**Prompt:**
Collect every line in the records below that contains the word "free".
+ + +
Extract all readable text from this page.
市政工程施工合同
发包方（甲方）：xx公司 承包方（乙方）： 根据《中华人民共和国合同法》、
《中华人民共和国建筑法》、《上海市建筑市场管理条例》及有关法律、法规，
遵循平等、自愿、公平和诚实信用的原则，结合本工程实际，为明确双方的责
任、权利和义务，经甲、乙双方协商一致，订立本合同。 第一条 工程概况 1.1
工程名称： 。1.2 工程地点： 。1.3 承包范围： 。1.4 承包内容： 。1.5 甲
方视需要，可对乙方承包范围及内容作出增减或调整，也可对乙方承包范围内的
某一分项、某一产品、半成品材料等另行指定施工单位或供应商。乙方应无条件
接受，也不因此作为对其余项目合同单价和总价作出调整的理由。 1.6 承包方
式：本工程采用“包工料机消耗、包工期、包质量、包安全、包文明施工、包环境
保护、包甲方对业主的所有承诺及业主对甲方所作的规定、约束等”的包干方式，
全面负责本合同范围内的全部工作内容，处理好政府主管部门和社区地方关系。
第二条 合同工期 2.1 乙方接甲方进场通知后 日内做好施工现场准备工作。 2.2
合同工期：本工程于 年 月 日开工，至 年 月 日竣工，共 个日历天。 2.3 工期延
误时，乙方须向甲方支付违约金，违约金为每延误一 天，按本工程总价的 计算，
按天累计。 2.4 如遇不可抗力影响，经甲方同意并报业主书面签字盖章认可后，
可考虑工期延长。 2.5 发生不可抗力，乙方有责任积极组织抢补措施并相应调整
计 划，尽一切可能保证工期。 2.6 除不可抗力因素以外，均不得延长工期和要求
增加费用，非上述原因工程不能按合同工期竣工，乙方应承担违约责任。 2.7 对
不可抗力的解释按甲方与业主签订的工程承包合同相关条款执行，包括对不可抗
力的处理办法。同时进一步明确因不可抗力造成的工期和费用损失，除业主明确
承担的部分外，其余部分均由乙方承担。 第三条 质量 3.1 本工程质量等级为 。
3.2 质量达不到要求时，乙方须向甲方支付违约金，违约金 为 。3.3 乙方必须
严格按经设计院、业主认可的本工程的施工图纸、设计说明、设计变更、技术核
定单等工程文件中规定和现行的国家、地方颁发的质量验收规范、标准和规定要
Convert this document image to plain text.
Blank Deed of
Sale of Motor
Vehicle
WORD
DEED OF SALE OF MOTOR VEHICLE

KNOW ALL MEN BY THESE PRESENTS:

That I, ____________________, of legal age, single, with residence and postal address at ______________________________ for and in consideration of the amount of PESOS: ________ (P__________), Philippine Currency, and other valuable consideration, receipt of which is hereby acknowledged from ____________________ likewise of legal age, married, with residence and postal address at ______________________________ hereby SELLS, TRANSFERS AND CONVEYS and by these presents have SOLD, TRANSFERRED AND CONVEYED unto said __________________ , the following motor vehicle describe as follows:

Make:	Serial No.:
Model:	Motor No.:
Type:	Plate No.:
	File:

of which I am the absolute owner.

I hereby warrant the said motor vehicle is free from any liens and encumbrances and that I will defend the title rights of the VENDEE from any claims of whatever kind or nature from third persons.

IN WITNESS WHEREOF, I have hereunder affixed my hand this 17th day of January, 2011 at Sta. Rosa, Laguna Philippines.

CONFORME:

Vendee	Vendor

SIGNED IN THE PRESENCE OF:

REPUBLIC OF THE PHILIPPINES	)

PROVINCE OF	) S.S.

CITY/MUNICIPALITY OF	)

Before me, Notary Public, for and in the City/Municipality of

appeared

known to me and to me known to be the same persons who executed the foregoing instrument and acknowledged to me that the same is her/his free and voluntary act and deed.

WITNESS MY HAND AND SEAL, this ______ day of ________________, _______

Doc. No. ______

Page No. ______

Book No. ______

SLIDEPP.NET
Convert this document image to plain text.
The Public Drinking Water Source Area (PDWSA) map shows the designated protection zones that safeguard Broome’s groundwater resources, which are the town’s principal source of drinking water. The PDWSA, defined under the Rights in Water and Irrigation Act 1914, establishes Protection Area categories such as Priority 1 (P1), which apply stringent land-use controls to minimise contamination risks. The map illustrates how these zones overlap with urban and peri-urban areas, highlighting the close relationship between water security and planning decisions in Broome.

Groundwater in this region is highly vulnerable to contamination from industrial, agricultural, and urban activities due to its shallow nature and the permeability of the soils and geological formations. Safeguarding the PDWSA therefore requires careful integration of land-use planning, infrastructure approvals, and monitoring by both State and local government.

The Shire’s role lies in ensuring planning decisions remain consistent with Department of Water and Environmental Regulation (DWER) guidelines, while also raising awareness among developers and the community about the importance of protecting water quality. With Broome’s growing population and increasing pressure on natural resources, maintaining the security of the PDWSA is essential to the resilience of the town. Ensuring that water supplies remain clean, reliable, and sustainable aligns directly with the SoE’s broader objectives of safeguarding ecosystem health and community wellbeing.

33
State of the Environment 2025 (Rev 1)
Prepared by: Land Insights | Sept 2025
+ + +
**Final result:**
I hereby warrant the said motor vehicle is free from any liens and encumbrances and that I will defend the title rights of the VENDEE from any claims of whatever kind or nature from third persons.
known to me and to me known to be the same persons who executed the foregoing instrument and acknowledged to me that the same is her/his free and voluntary act and deed.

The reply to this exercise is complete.